"DEVLET İLE İNSAN ARASINDA HATIRALARLA YÖNETİM AHLAKI" KONFERANSI TYB KONYA ŞUBESİ'NDE GERÇEKLEŞTİ

"DEVLET İLE İNSAN ARASINDA HATIRALARLA YÖNETİM AHLAKI" KONFERANSI TYB KONYA ŞUBESİ'NDE GERÇEKLEŞTİ

"DEVLET İLE İNSAN ARASINDA HATIRALARLA YÖNETİM AHLAKI" KONFERANSI TYB KONYA ŞUBESİ'NDE GERÇEKLEŞTİ

A+A-

 

 

 

"DEVLET İLE İNSAN ARASINDA HATIRALARLA YÖNETİM AHLAKI" KONFERANSI TYB KONYA ŞUBESİ'NDE GERÇEKLEŞTİ
 

Türkiye Yazarlar Birliği (TYB) Konya Şubesi'nin "Yazarın Aynası" program dizisi kapsamında, Prof. Dr. Ömer Dinçer'in "Devlet ile İnsan Arasında Hatıralarla Yönetim Ahlakı" adlı kitabının konferansı D. Mehmet Doğan Kütüphanesi'nde yapıldı. Prof. Dr. Ahmet Akman'ın düzenlediği konferansta konuşmacı olarak yer alan Prof. Dr. Ömer Dinçer, yönetim ahlakı üzerine önemli değerlendirmelerde bulundu. Dinçer, hatıraları eşliğinde devlet ve insan arasındaki ilişkiye dair derinlemesine bir sunum gerçekleştirdi.
 
İSLAM'A OLAN BAĞLILIĞI KENDİSİ İÇİN BİR MİSYON
 
"Benim esas üniversitede uzmanlık alanım yönetim bilimi," diyerek sözlerine başlayan Prof. Dr. Ömer Dinçer, "Bir şirkette, bir belediyede veya kamu kurumunda ve devlette yönetim ve organizasyon nasıl yapılır, oranın politikaları nasıl geliştirilir, bunları yapabilmek için neler hangi sebeplere tevessül etmek gerekir, bunlar benim uzmanlık çalışmalarım," ifadeleriyle alanındaki yetkinliğini vurgulayıp bu kamu ve üniversitedeki yaptığı çalışmalarını  anlattı . Uzun yıllar süren teorik çalışmalarının yanı sıra, "hem şirketlerde, hatta vakıflar ve derneklerde, belediyelerde ve kamu idaresinde çok sayıda organizasyon çalışmaları, yönetim kültürünün oluşturulması, değiştirilmesi ve yeni yönetim kültürü, kamu idaresinin yeniden yapılandırılması gibi konularda çalıştım," diyerek pratik deneyimlerini de aktardı. İmam Hatip Okulu mezuniyetinin ve İslam'a olan bağlılığının kendisi için bir misyon oluşturduğunu belirten Dinçer, "Ben Türkiye'de dindar insanların kamu idaresi ve yönetim bilimi ile alakalı sorunlarına cevap üretmeye çalışacağım," diyerek tüm okuma ve çalışmalarını bu amaca yönelttiğini vurguladı.

Veri Bölümü:

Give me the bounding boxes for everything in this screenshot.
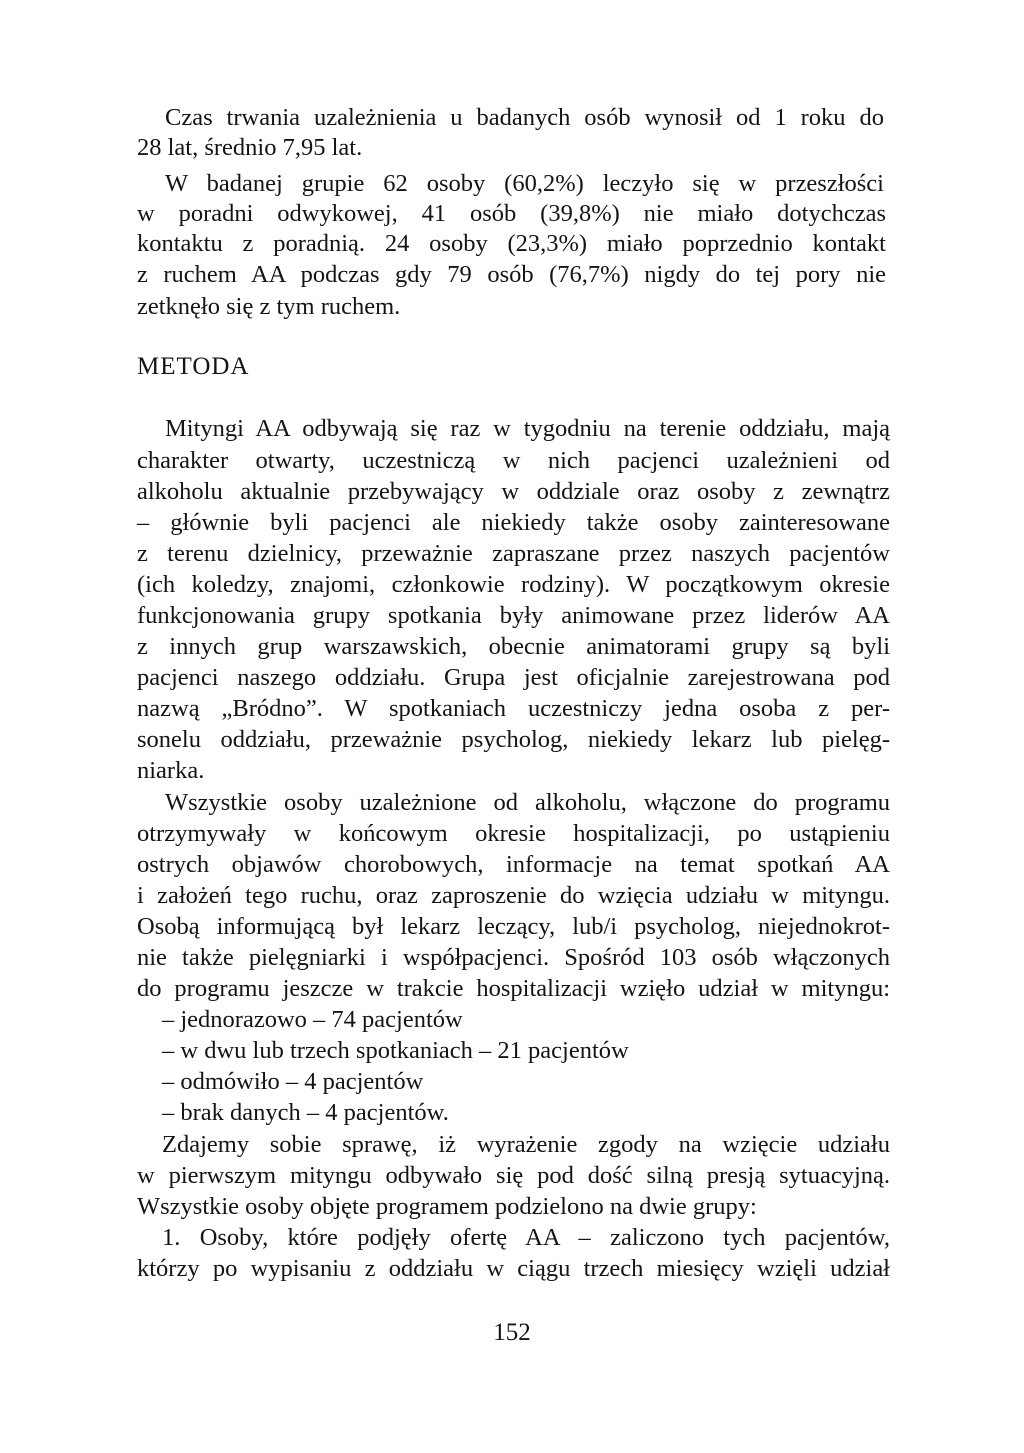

Görevler:
1) Konferans haberinde "Türkiye Yazarlar Birliği" ile başlayıp "bir sunum gerçekleştirdi." ile biten bölümü hiç değiştirmeden yeniden yazın.
2) Aşağıdaki ifadelerin konferans haberiyle uyuşup uyuşmadığını evet ya da hayır diye belirtin ve her birinde buna karar verdiren sözleri haberden aynen alıntılayın: (a) Konferansı Prof. Dr. Ahmet Akman düzenledi. (b) Konferans Konya Belediyesi'nin salonunda yapıldı. (c) Dinçer'in üniversitedeki uzmanlık alanı yönetim bilimidir.
3) Konferans haberini son cümlesinden sonrasını yazarak kaldığı yerden devam ettirin.

Alıştırma Cevapları:
1)
Türkiye Yazarlar Birliği (TYB) Konya Şubesi'nin "Yazarın Aynası" program dizisi kapsamında, Prof. Dr. Ömer Dinçer'in "Devlet ile İnsan Arasında Hatıralarla Yönetim Ahlakı" adlı kitabının konferansı D. Mehmet Doğan Kütüphanesi'nde yapıldı. Prof. Dr. Ahmet Akman'ın düzenlediği konferansta konuşmacı olarak yer alan Prof. Dr. Ömer Dinçer, yönetim ahlakı üzerine önemli değerlendirmelerde bulundu. Dinçer, hatıraları eşliğinde devlet ve insan arasındaki ilişkiye dair derinlemesine bir sunum gerçekleştirdi.

2)
(a) Evet: "Prof. Dr. Ahmet Akman'ın düzenlediği konferansta"
(b) Hayır: "D. Mehmet Doğan Kütüphanesi'nde yapıldı"
(c) Evet: "Benim esas üniversitede uzmanlık alanım yönetim bilimi"

3)
 
"İslam'ın temel konularını , değerlerini, zeminini, tarihini ve ilkelerini uzun uzun inceledim, çok zaman ayırdım" diyen Dinçer, bu birikime rağmen bazı çevrelerce sorgulanabildiğini de ifade etti. "Madem ki işletmeciyim, madem ki şirketlerle ilgileniyorum diye düşündüm ve İslam'ın klasik literatüründen, İslam'a dair dört mezhebin; Hanefi, Şafii, Hanbeli, Maliki üstüne bir de Zahiri mezhebinin borçlanma hukukunu, şirketleşme hukukunu, ticaret hukukunu temel eserlerinden okudum" diyerek İslam hukukundaki derinlemesine incelemelerini aktardı. Bu çalışmaların temelinde, "Çünkü  kendime Müslümanların derdine bir çözüm üretir miyim diye misyon biçmiştim." düşüncesinin yattığını söyledi.
 
Siyasetnamelere Yönetim Bilimi Perspektifiyle Eleştirel Bakış

Prof. Dr. Ömer Dinçer, “…bir yönetim bilimci gözüyle siyasetnameleri okudum…" diyerek İslam dünyasının etkili siyasetnamelerine yönetim bilimi perspektifiyle yaklaştığını vurguladı. “Tek bir kitabında 60, toplamda ise 120 siyasetnamedeki bu İslam dünyasının dişe dokunur bütün siyasetnameleri anlamına geliyor…” ifadesiyle çalışmasının kapsamını çizen Dinçer, bu derinlemesine analizle, temel sorulara yanıt aradığını belirtti.
Bu soruları aktaran Prof. Dr. Dinçer, ilk olarak "Bu siyasetnameler acaba yaptıkları tavsiyelerde İslam'ın temel ilke ve değerlerine uygun tavsiyeler midir?" sorusunu yönelttiğini ifade etti.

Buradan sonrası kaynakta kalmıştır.